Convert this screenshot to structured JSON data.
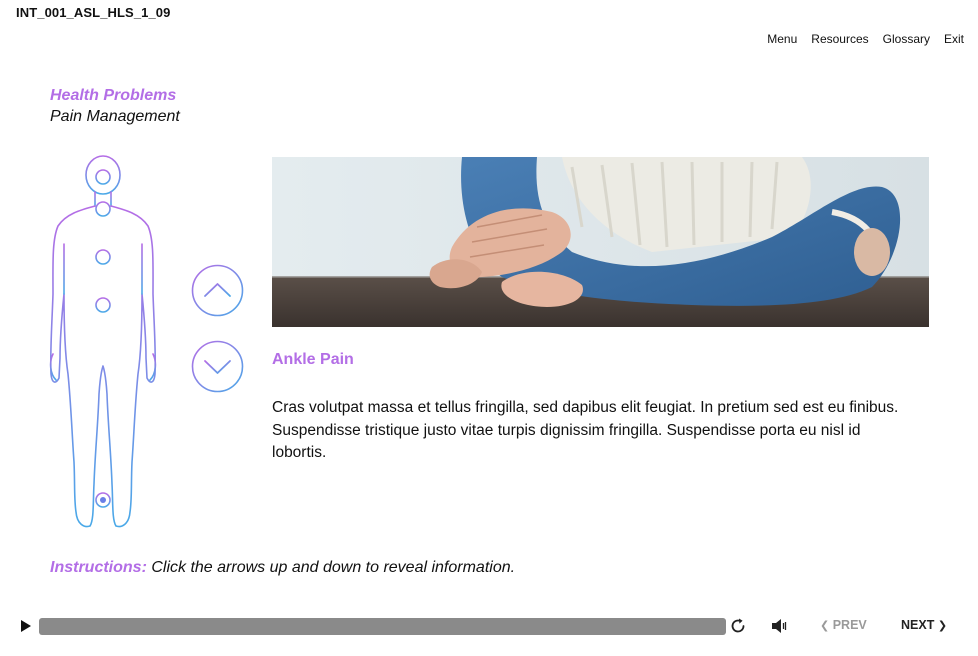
{
  "course": {
    "id": "INT_001_ASL_HLS_1_09"
  },
  "nav": {
    "menu": "Menu",
    "resources": "Resources",
    "glossary": "Glossary",
    "exit": "Exit"
  },
  "heading": {
    "section": "Health Problems",
    "topic": "Pain Management"
  },
  "content": {
    "title": "Ankle Pain",
    "body": "Cras volutpat massa et tellus fringilla, sed dapibus elit feugiat. In pretium sed est eu finibus. Suspendisse tristique justo vitae turpis dignissim fringilla. Suspendisse porta eu nisl id lobortis."
  },
  "instructions": {
    "lead": "Instructions:",
    "text": " Click the arrows up and down to reveal information."
  },
  "player": {
    "prev": "PREV",
    "next": "NEXT"
  },
  "icons": {
    "figure": "body-figure-icon",
    "up": "chevron-up-icon",
    "down": "chevron-down-icon",
    "play": "play-icon",
    "replay": "replay-icon",
    "volume": "volume-icon"
  },
  "colors": {
    "accent": "#b36ee6",
    "gradient_top": "#b56de6",
    "gradient_bottom": "#4aa9e8",
    "progress": "#8a8a8a"
  }
}
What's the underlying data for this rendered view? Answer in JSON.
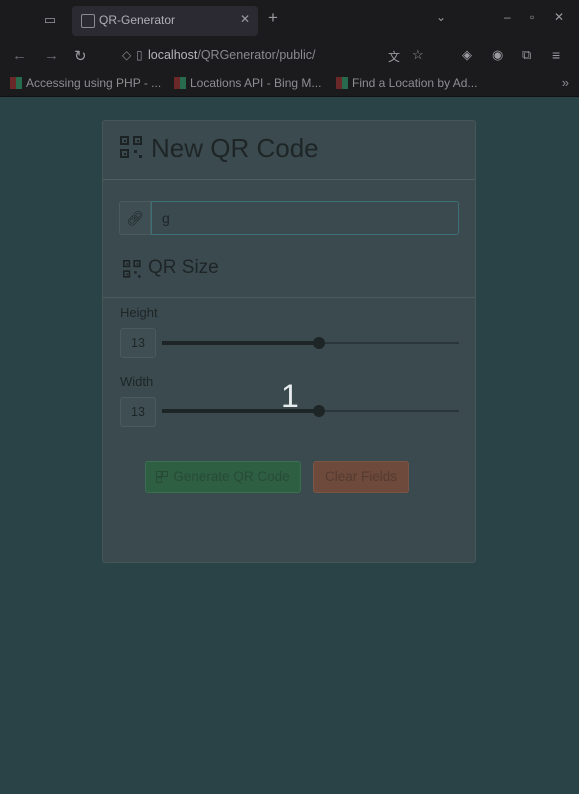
{
  "browser": {
    "tab_title": "QR-Generator",
    "url_host": "localhost",
    "url_path": "/QRGenerator/public/",
    "bookmarks": [
      {
        "label": "Accessing using PHP - ..."
      },
      {
        "label": "Locations API - Bing M..."
      },
      {
        "label": "Find a Location by Ad..."
      }
    ]
  },
  "card": {
    "title": "New QR Code",
    "url_input_value": "g",
    "size_title": "QR Size",
    "height": {
      "label": "Height",
      "value": "13",
      "fraction": 0.53
    },
    "width": {
      "label": "Width",
      "value": "13",
      "fraction": 0.53
    },
    "generate_label": "Generate QR Code",
    "clear_label": "Clear Fields"
  },
  "overlay_number": "1",
  "colors": {
    "page_bg": "#2a4347",
    "generate": "#2e5f43",
    "clear": "#6e4a3c"
  }
}
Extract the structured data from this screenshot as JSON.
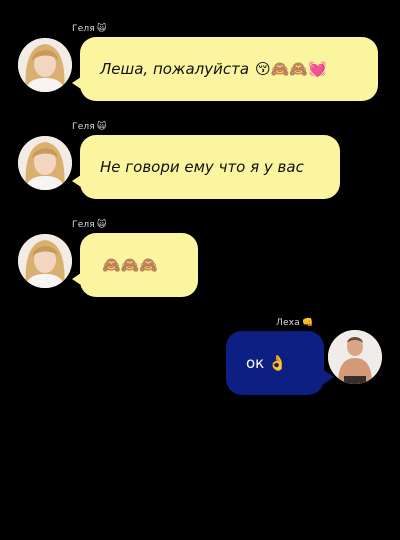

▶ _Required task_
Every record gets retyped exactly; no picture goes into the copy.

▶ _The output_
Convert this screenshot to structured JSON data.
{
  "course": {
    "id": "INT_001_ASL_HLS_1_09"
  },
  "nav": {
    "menu": "Menu",
    "resources": "Resources",
    "glossary": "Glossary",
    "exit": "Exit"
  },
  "heading": {
    "section": "Health Problems",
    "topic": "Pain Management"
  },
  "content": {
    "title": "Ankle Pain",
    "body": "Cras volutpat massa et tellus fringilla, sed dapibus elit feugiat. In pretium sed est eu finibus. Suspendisse tristique justo vitae turpis dignissim fringilla. Suspendisse porta eu nisl id lobortis."
  },
  "instructions": {
    "lead": "Instructions:",
    "text": " Click the arrows up and down to reveal information."
  },
  "player": {
    "prev": "PREV",
    "next": "NEXT"
  },
  "icons": {
    "figure": "body-figure-icon",
    "up": "chevron-up-icon",
    "down": "chevron-down-icon",
    "play": "play-icon",
    "replay": "replay-icon",
    "volume": "volume-icon"
  },
  "colors": {
    "accent": "#b36ee6",
    "gradient_top": "#b56de6",
    "gradient_bottom": "#4aa9e8",
    "progress": "#8a8a8a"
  }
}
What's the underlying data for this rendered view? Answer in JSON.
{
  "browser": {
    "tab_title": "QR-Generator",
    "url_host": "localhost",
    "url_path": "/QRGenerator/public/",
    "bookmarks": [
      {
        "label": "Accessing using PHP - ..."
      },
      {
        "label": "Locations API - Bing M..."
      },
      {
        "label": "Find a Location by Ad..."
      }
    ]
  },
  "card": {
    "title": "New QR Code",
    "url_input_value": "g",
    "size_title": "QR Size",
    "height": {
      "label": "Height",
      "value": "13",
      "fraction": 0.53
    },
    "width": {
      "label": "Width",
      "value": "13",
      "fraction": 0.53
    },
    "generate_label": "Generate QR Code",
    "clear_label": "Clear Fields"
  },
  "overlay_number": "1",
  "colors": {
    "page_bg": "#2a4347",
    "generate": "#2e5f43",
    "clear": "#6e4a3c"
  }
}
Extract the structured data from this screenshot as JSON.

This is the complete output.